## YOUR GOAL
Can all of these lines be returned exactly?

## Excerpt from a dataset
***
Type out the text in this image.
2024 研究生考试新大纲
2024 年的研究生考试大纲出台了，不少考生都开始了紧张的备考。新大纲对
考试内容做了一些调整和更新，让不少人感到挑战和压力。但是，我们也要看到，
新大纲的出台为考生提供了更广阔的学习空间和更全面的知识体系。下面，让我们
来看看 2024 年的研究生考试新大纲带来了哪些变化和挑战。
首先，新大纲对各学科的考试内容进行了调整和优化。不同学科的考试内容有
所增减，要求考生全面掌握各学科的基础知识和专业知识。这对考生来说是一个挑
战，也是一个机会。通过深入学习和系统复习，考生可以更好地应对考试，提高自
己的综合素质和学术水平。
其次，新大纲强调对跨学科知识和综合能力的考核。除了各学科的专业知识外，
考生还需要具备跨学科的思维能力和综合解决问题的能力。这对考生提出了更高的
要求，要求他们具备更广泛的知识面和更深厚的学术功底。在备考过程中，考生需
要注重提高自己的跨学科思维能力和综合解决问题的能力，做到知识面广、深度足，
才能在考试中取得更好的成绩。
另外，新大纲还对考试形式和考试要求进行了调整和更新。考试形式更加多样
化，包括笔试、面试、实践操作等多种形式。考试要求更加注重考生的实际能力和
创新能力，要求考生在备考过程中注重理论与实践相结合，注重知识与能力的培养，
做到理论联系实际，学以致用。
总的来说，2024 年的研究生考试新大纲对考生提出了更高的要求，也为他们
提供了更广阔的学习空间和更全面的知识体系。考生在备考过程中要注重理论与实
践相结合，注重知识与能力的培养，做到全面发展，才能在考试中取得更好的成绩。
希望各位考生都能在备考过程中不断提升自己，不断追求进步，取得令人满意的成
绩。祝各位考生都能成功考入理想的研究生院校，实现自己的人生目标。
***
## WORKED ANSWER
Type out the text in this image.
2024 研究生考试新大纲
2024 年的研究生考试大纲出台了，不少考生都开始了紧张的备考。新大纲对
考试内容做了一些调整和更新，让不少人感到挑战和压力。但是，我们也要看到，
新大纲的出台为考生提供了更广阔的学习空间和更全面的知识体系。下面，让我们
来看看 2024 年的研究生考试新大纲带来了哪些变化和挑战。
首先，新大纲对各学科的考试内容进行了调整和优化。不同学科的考试内容有
所增减，要求考生全面掌握各学科的基础知识和专业知识。这对考生来说是一个挑
战，也是一个机会。通过深入学习和系统复习，考生可以更好地应对考试，提高自
己的综合素质和学术水平。
其次，新大纲强调对跨学科知识和综合能力的考核。除了各学科的专业知识外，
考生还需要具备跨学科的思维能力和综合解决问题的能力。这对考生提出了更高的
要求，要求他们具备更广泛的知识面和更深厚的学术功底。在备考过程中，考生需
要注重提高自己的跨学科思维能力和综合解决问题的能力，做到知识面广、深度足，
才能在考试中取得更好的成绩。
另外，新大纲还对考试形式和考试要求进行了调整和更新。考试形式更加多样
化，包括笔试、面试、实践操作等多种形式。考试要求更加注重考生的实际能力和
创新能力，要求考生在备考过程中注重理论与实践相结合，注重知识与能力的培养，
做到理论联系实际，学以致用。
总的来说，2024 年的研究生考试新大纲对考生提出了更高的要求，也为他们
提供了更广阔的学习空间和更全面的知识体系。考生在备考过程中要注重理论与实
践相结合，注重知识与能力的培养，做到全面发展，才能在考试中取得更好的成绩。
希望各位考生都能在备考过程中不断提升自己，不断追求进步，取得令人满意的成
绩。祝各位考生都能成功考入理想的研究生院校，实现自己的人生目标。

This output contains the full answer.